** START Records supplied **

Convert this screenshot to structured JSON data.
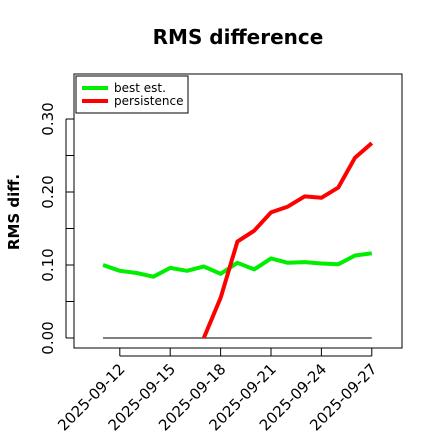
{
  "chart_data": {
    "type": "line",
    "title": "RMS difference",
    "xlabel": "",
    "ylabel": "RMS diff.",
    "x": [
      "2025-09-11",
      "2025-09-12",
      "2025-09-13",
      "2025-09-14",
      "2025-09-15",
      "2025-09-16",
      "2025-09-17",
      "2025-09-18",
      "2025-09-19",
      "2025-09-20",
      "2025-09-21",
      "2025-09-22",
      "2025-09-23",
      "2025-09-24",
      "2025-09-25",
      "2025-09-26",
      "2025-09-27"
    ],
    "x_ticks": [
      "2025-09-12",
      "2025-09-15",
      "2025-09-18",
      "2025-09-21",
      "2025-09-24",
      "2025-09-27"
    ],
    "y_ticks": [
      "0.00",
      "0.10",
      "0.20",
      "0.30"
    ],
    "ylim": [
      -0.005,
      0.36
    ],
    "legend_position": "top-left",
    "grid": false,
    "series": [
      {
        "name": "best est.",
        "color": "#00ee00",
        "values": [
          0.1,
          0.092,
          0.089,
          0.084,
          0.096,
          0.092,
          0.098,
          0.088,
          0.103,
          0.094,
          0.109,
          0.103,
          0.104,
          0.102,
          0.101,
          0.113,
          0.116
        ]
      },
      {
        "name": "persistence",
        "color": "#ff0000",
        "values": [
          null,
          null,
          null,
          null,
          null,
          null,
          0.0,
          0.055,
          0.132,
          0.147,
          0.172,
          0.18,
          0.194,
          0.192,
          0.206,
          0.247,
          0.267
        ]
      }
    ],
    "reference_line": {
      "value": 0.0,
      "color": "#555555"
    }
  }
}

** END Records supplied **

* [Goal]: Quote each line of the listing exactly, but leave the pictures out.

* [In response]:
Convert this screenshot to structured JSON data.
{
  "chart_data": {
    "type": "line",
    "title": "RMS difference",
    "xlabel": "",
    "ylabel": "RMS diff.",
    "x": [
      "2025-09-11",
      "2025-09-12",
      "2025-09-13",
      "2025-09-14",
      "2025-09-15",
      "2025-09-16",
      "2025-09-17",
      "2025-09-18",
      "2025-09-19",
      "2025-09-20",
      "2025-09-21",
      "2025-09-22",
      "2025-09-23",
      "2025-09-24",
      "2025-09-25",
      "2025-09-26",
      "2025-09-27"
    ],
    "x_ticks": [
      "2025-09-12",
      "2025-09-15",
      "2025-09-18",
      "2025-09-21",
      "2025-09-24",
      "2025-09-27"
    ],
    "y_ticks": [
      "0.00",
      "0.10",
      "0.20",
      "0.30"
    ],
    "ylim": [
      -0.005,
      0.36
    ],
    "legend_position": "top-left",
    "grid": false,
    "series": [
      {
        "name": "best est.",
        "color": "#00ee00",
        "values": [
          0.1,
          0.092,
          0.089,
          0.084,
          0.096,
          0.092,
          0.098,
          0.088,
          0.103,
          0.094,
          0.109,
          0.103,
          0.104,
          0.102,
          0.101,
          0.113,
          0.116
        ]
      },
      {
        "name": "persistence",
        "color": "#ff0000",
        "values": [
          null,
          null,
          null,
          null,
          null,
          null,
          0.0,
          0.055,
          0.132,
          0.147,
          0.172,
          0.18,
          0.194,
          0.192,
          0.206,
          0.247,
          0.267
        ]
      }
    ],
    "reference_line": {
      "value": 0.0,
      "color": "#555555"
    }
  }
}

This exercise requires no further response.